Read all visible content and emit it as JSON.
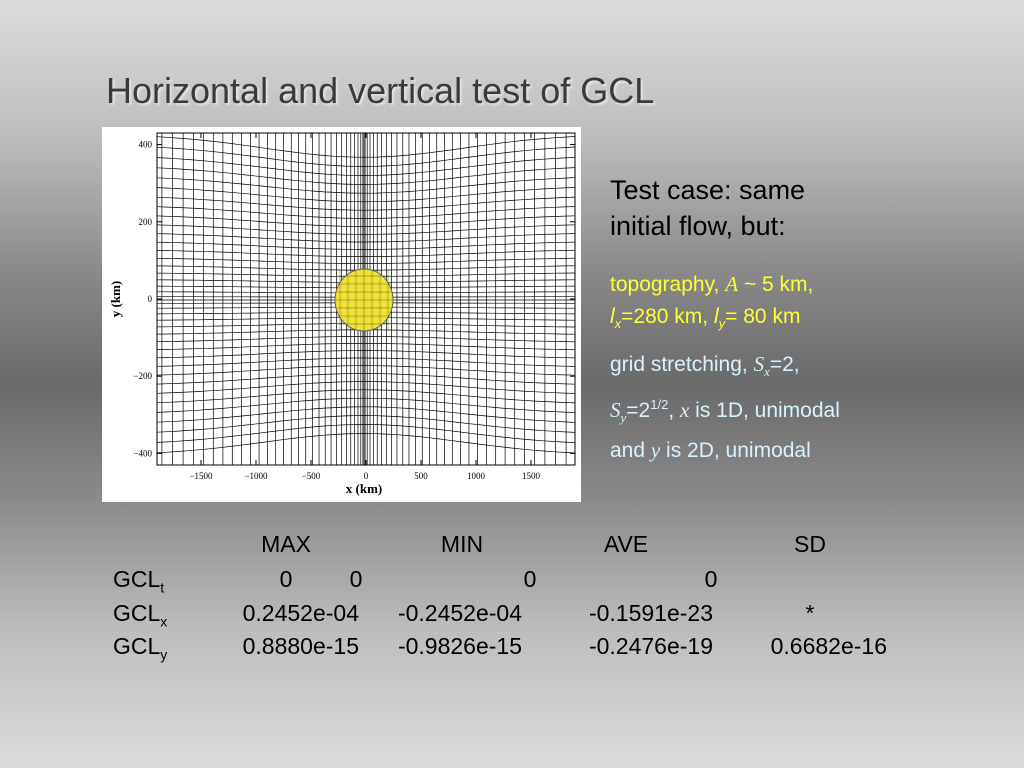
{
  "slide": {
    "title": "Horizontal and vertical test of GCL"
  },
  "figure": {
    "xlabel": "x (km)",
    "ylabel": "y (km)",
    "xticks": [
      "-1500",
      "-1000",
      "-500",
      "0",
      "500",
      "1000",
      "1500"
    ],
    "yticks": [
      "400",
      "200",
      "0",
      "-200",
      "-400"
    ],
    "bump_color": "#f5e52a"
  },
  "text": {
    "case_line1": "Test case: same",
    "case_line2": "initial flow, but:",
    "topo_1": "topography, ",
    "topo_A": "A",
    "topo_2": " ~ 5 km,",
    "topo_lx": "l",
    "topo_lx_sub": "x",
    "topo_3": "=280 km, ",
    "topo_ly": "l",
    "topo_ly_sub": "y",
    "topo_4": "= 80 km",
    "grid_1": "grid stretching, ",
    "grid_Sx": "S",
    "grid_Sx_sub": "x",
    "grid_2": "=2,",
    "grid_Sy": "S",
    "grid_Sy_sub": "y",
    "grid_3": "=2",
    "grid_sup": "1/2",
    "grid_4": ", ",
    "grid_x": "x",
    "grid_5": " is 1D, unimodal",
    "grid_6": "and ",
    "grid_y": "y",
    "grid_7": " is 2D, unimodal"
  },
  "table": {
    "headers": [
      "MAX",
      "MIN",
      "AVE",
      "SD"
    ],
    "rows": [
      {
        "label": "GCL",
        "sub": "t",
        "max": "0",
        "min": "0",
        "ave": "0",
        "sd": "0"
      },
      {
        "label": "GCL",
        "sub": "x",
        "max": "0.2452e-04",
        "min": "-0.2452e-04",
        "ave": "-0.1591e-23",
        "sd": "*"
      },
      {
        "label": "GCL",
        "sub": "y",
        "max": "0.8880e-15",
        "min": "-0.9826e-15",
        "ave": "-0.2476e-19",
        "sd": "0.6682e-16"
      }
    ]
  }
}
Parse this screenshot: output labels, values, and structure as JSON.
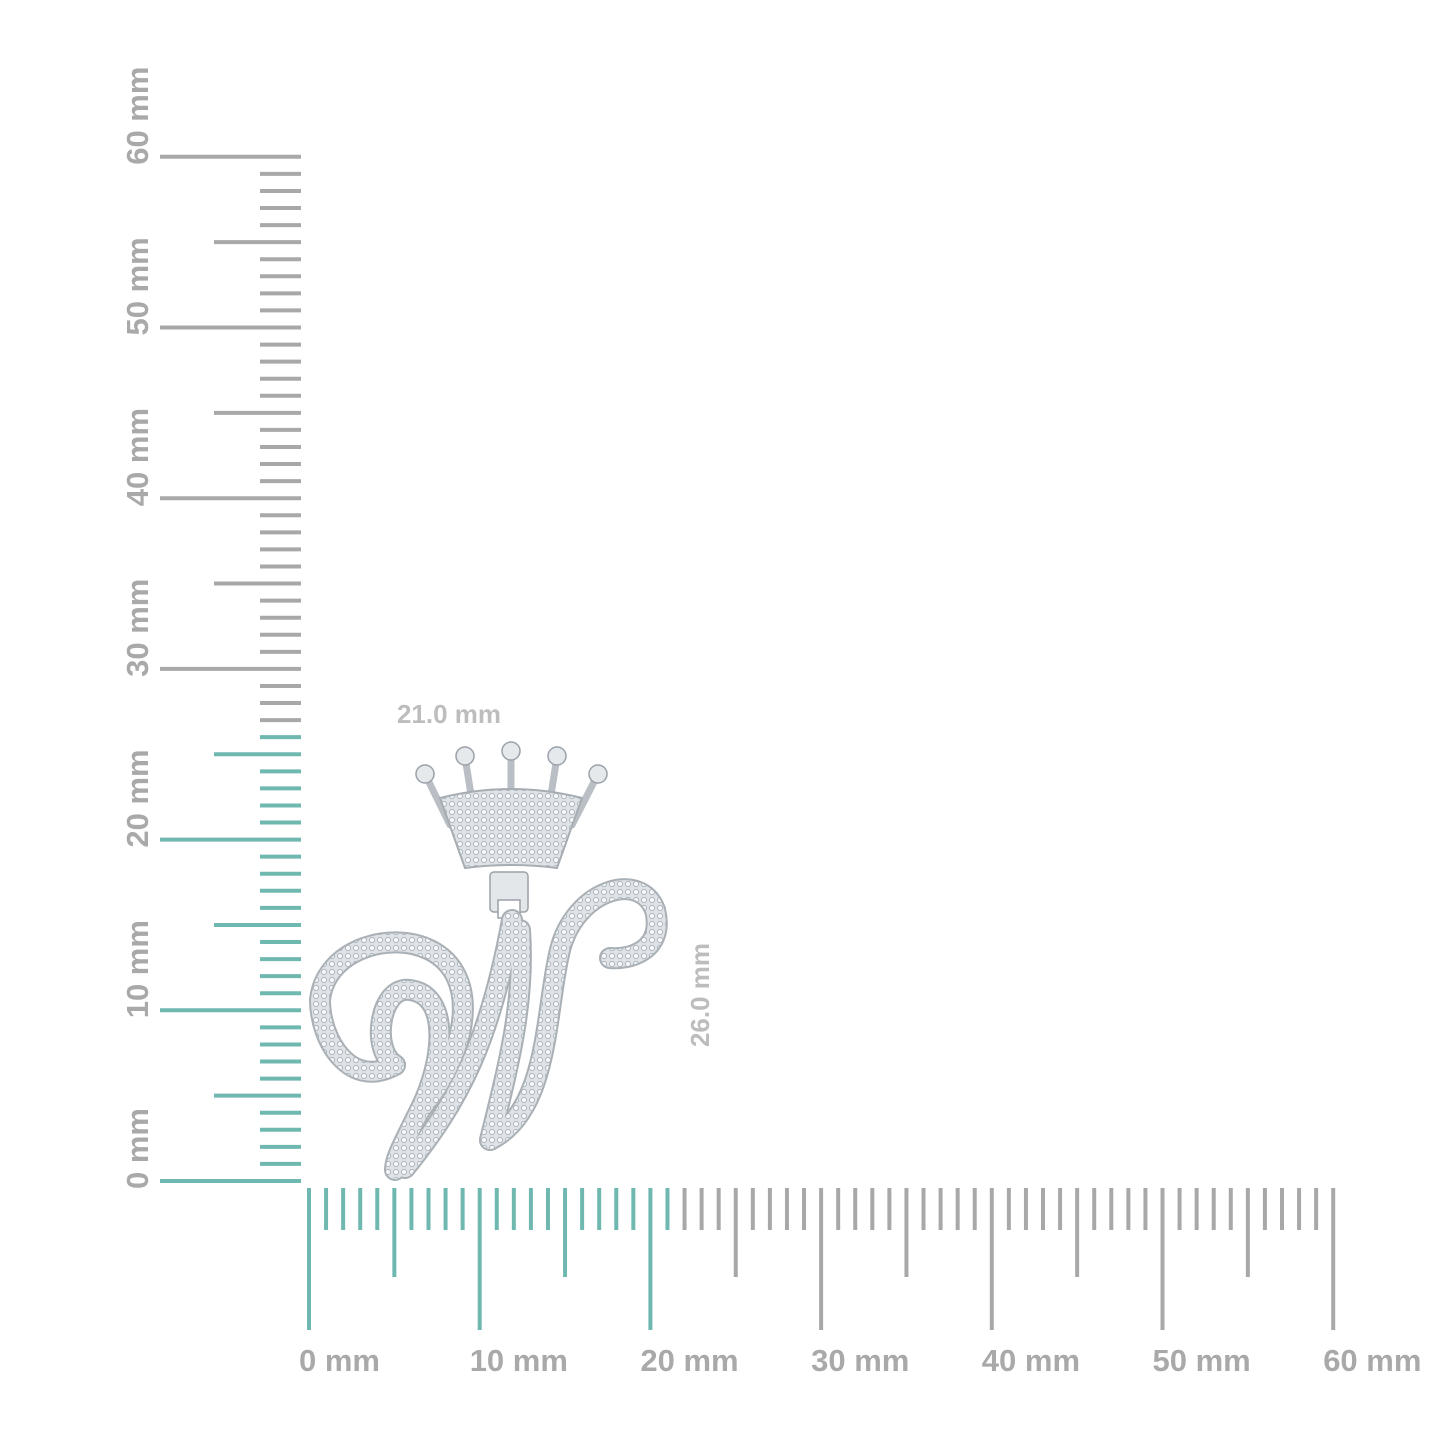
{
  "rulers": {
    "unit": "mm",
    "horizontal": {
      "min": 0,
      "max": 60,
      "labels": [
        "0 mm",
        "10 mm",
        "20 mm",
        "30 mm",
        "40 mm",
        "50 mm",
        "60 mm"
      ],
      "highlight_to_mm": 21
    },
    "vertical": {
      "min": 0,
      "max": 60,
      "labels": [
        "0 mm",
        "10 mm",
        "20 mm",
        "30 mm",
        "40 mm",
        "50 mm",
        "60 mm"
      ],
      "highlight_to_mm": 26
    },
    "colors": {
      "highlight": "#6fb8b0",
      "normal": "#a8a8a8"
    }
  },
  "dimensions": {
    "width_label": "21.0 mm",
    "height_label": "26.0 mm"
  },
  "product": {
    "name": "crown-initial-w-pendant",
    "metal_color": "#d9dde0",
    "stone_color": "#eef2f5"
  }
}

What you have to do
Which lines above hold the word "vertical"? Copy each of them.

Result
    "title": "Horizontal and vertical test of GCL"
    "vertical": {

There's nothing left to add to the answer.